● What to do
Copy the following entries below word for word.

● Records
********
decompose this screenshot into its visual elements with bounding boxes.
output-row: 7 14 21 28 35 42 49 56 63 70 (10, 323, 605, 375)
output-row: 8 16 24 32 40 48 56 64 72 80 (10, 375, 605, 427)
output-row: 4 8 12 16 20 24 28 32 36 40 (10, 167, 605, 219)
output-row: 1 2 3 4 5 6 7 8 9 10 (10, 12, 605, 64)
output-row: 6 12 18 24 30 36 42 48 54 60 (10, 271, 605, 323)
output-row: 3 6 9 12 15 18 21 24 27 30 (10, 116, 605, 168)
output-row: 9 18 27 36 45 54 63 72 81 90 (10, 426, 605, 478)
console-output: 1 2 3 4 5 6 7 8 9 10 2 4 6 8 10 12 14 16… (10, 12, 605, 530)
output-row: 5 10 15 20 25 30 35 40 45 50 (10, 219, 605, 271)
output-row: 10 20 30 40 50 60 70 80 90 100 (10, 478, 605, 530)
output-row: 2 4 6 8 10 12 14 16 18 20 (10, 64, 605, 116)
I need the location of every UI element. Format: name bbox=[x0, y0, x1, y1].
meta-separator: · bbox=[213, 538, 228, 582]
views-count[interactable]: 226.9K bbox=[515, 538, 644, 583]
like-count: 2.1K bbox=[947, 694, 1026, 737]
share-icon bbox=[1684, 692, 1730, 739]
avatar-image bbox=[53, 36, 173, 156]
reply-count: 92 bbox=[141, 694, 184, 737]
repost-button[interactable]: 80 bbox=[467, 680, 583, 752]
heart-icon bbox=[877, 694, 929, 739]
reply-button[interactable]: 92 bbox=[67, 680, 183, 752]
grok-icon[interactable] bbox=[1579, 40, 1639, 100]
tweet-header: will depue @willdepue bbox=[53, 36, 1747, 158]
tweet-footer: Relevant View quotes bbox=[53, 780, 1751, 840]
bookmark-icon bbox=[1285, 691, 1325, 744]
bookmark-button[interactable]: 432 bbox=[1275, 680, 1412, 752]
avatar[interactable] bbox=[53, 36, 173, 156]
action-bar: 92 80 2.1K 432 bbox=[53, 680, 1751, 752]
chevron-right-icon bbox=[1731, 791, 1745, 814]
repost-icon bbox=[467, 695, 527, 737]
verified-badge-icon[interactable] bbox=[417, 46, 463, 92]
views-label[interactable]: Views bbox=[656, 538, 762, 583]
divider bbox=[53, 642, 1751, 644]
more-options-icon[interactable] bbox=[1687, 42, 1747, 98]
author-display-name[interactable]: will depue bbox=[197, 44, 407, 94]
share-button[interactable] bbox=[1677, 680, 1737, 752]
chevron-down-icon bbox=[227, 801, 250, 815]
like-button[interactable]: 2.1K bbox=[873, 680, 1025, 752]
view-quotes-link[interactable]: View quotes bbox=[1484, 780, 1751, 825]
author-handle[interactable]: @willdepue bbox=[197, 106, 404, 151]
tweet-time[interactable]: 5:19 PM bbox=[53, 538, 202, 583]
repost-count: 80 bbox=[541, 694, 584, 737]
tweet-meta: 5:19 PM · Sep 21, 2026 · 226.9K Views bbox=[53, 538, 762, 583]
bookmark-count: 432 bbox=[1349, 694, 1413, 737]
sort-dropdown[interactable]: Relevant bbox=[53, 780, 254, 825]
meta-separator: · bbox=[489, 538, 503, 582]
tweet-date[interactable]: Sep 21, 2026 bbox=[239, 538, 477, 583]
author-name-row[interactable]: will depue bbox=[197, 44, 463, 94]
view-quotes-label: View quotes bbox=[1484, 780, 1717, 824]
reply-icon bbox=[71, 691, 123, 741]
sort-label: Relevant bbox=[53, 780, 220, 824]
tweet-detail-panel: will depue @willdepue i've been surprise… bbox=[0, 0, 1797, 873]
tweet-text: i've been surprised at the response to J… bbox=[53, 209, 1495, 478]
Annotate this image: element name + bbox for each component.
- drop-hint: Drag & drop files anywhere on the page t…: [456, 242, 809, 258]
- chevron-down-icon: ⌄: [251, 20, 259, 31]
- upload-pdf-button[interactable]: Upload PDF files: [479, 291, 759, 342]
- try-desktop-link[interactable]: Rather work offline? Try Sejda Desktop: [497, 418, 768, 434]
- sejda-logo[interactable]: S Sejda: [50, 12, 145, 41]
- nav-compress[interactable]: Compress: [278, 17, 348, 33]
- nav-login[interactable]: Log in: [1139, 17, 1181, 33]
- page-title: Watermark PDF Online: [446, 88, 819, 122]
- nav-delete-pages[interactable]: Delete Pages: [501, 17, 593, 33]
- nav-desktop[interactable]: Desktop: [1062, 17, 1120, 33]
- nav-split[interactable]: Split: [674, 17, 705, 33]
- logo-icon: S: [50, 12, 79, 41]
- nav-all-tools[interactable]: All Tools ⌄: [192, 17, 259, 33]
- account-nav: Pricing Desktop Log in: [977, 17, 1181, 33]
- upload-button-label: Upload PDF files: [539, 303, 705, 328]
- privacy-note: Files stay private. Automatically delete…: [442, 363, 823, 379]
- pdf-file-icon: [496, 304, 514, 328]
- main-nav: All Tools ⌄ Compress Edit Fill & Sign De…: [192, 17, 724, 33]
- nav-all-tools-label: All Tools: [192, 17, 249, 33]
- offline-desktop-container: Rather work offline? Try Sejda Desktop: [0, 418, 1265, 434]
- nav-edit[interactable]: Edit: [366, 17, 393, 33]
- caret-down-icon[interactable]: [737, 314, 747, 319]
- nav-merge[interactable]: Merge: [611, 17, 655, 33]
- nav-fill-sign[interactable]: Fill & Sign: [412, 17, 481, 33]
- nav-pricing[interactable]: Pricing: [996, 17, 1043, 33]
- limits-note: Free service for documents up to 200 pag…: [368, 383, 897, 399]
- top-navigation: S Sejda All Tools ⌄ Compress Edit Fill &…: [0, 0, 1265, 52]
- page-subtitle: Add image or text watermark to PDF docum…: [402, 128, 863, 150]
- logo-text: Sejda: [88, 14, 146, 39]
********
● Response
decompose this screenshot into its visual elements with bounding boxes.
output-row: 7 14 21 28 35 42 49 56 63 70 (10, 323, 605, 375)
output-row: 8 16 24 32 40 48 56 64 72 80 (10, 375, 605, 427)
output-row: 4 8 12 16 20 24 28 32 36 40 (10, 167, 605, 219)
output-row: 1 2 3 4 5 6 7 8 9 10 (10, 12, 605, 64)
output-row: 6 12 18 24 30 36 42 48 54 60 (10, 271, 605, 323)
output-row: 3 6 9 12 15 18 21 24 27 30 (10, 116, 605, 168)
output-row: 9 18 27 36 45 54 63 72 81 90 (10, 426, 605, 478)
console-output: 1 2 3 4 5 6 7 8 9 10 2 4 6 8 10 12 14 16… (10, 12, 605, 530)
output-row: 5 10 15 20 25 30 35 40 45 50 (10, 219, 605, 271)
output-row: 10 20 30 40 50 60 70 80 90 100 (10, 478, 605, 530)
output-row: 2 4 6 8 10 12 14 16 18 20 (10, 64, 605, 116)
I need the location of every UI element. Format: name bbox=[x0, y0, x1, y1].
meta-separator: · bbox=[213, 538, 228, 582]
views-count[interactable]: 226.9K bbox=[515, 538, 644, 583]
like-count: 2.1K bbox=[947, 694, 1026, 737]
share-icon bbox=[1684, 692, 1730, 739]
avatar-image bbox=[53, 36, 173, 156]
reply-count: 92 bbox=[141, 694, 184, 737]
repost-button[interactable]: 80 bbox=[467, 680, 583, 752]
heart-icon bbox=[877, 694, 929, 739]
reply-button[interactable]: 92 bbox=[67, 680, 183, 752]
grok-icon[interactable] bbox=[1579, 40, 1639, 100]
tweet-header: will depue @willdepue bbox=[53, 36, 1747, 158]
tweet-footer: Relevant View quotes bbox=[53, 780, 1751, 840]
bookmark-icon bbox=[1285, 691, 1325, 744]
bookmark-button[interactable]: 432 bbox=[1275, 680, 1412, 752]
avatar[interactable] bbox=[53, 36, 173, 156]
action-bar: 92 80 2.1K 432 bbox=[53, 680, 1751, 752]
chevron-right-icon bbox=[1731, 791, 1745, 814]
repost-icon bbox=[467, 695, 527, 737]
verified-badge-icon[interactable] bbox=[417, 46, 463, 92]
views-label[interactable]: Views bbox=[656, 538, 762, 583]
divider bbox=[53, 642, 1751, 644]
more-options-icon[interactable] bbox=[1687, 42, 1747, 98]
author-display-name[interactable]: will depue bbox=[197, 44, 407, 94]
share-button[interactable] bbox=[1677, 680, 1737, 752]
chevron-down-icon bbox=[227, 801, 250, 815]
like-button[interactable]: 2.1K bbox=[873, 680, 1025, 752]
view-quotes-link[interactable]: View quotes bbox=[1484, 780, 1751, 825]
author-handle[interactable]: @willdepue bbox=[197, 106, 404, 151]
tweet-time[interactable]: 5:19 PM bbox=[53, 538, 202, 583]
repost-count: 80 bbox=[541, 694, 584, 737]
tweet-meta: 5:19 PM · Sep 21, 2026 · 226.9K Views bbox=[53, 538, 762, 583]
bookmark-count: 432 bbox=[1349, 694, 1413, 737]
sort-dropdown[interactable]: Relevant bbox=[53, 780, 254, 825]
meta-separator: · bbox=[489, 538, 503, 582]
tweet-date[interactable]: Sep 21, 2026 bbox=[239, 538, 477, 583]
author-name-row[interactable]: will depue bbox=[197, 44, 463, 94]
view-quotes-label: View quotes bbox=[1484, 780, 1717, 824]
reply-icon bbox=[71, 691, 123, 741]
sort-label: Relevant bbox=[53, 780, 220, 824]
tweet-detail-panel: will depue @willdepue i've been surprise… bbox=[0, 0, 1797, 873]
tweet-text: i've been surprised at the response to J… bbox=[53, 209, 1495, 478]
Annotate this image: element name + bbox for each component.
- drop-hint: Drag & drop files anywhere on the page t…: [456, 242, 809, 258]
- chevron-down-icon: ⌄: [251, 20, 259, 31]
- upload-pdf-button[interactable]: Upload PDF files: [479, 291, 759, 342]
- try-desktop-link[interactable]: Rather work offline? Try Sejda Desktop: [497, 418, 768, 434]
- sejda-logo[interactable]: S Sejda: [50, 12, 145, 41]
- nav-compress[interactable]: Compress: [278, 17, 348, 33]
- nav-login[interactable]: Log in: [1139, 17, 1181, 33]
- page-title: Watermark PDF Online: [446, 88, 819, 122]
- nav-delete-pages[interactable]: Delete Pages: [501, 17, 593, 33]
- nav-desktop[interactable]: Desktop: [1062, 17, 1120, 33]
- nav-split[interactable]: Split: [674, 17, 705, 33]
- logo-icon: S: [50, 12, 79, 41]
- nav-all-tools[interactable]: All Tools ⌄: [192, 17, 259, 33]
- account-nav: Pricing Desktop Log in: [977, 17, 1181, 33]
- upload-button-label: Upload PDF files: [539, 303, 705, 328]
- privacy-note: Files stay private. Automatically delete…: [442, 363, 823, 379]
- pdf-file-icon: [496, 304, 514, 328]
- main-nav: All Tools ⌄ Compress Edit Fill & Sign De…: [192, 17, 724, 33]
- nav-all-tools-label: All Tools: [192, 17, 249, 33]
- offline-desktop-container: Rather work offline? Try Sejda Desktop: [0, 418, 1265, 434]
- nav-edit[interactable]: Edit: [366, 17, 393, 33]
- caret-down-icon[interactable]: [737, 314, 747, 319]
- nav-merge[interactable]: Merge: [611, 17, 655, 33]
- nav-fill-sign[interactable]: Fill & Sign: [412, 17, 481, 33]
- nav-pricing[interactable]: Pricing: [996, 17, 1043, 33]
- limits-note: Free service for documents up to 200 pag…: [368, 383, 897, 399]
- top-navigation: S Sejda All Tools ⌄ Compress Edit Fill &…: [0, 0, 1265, 52]
- page-subtitle: Add image or text watermark to PDF docum…: [402, 128, 863, 150]
- logo-text: Sejda: [88, 14, 146, 39]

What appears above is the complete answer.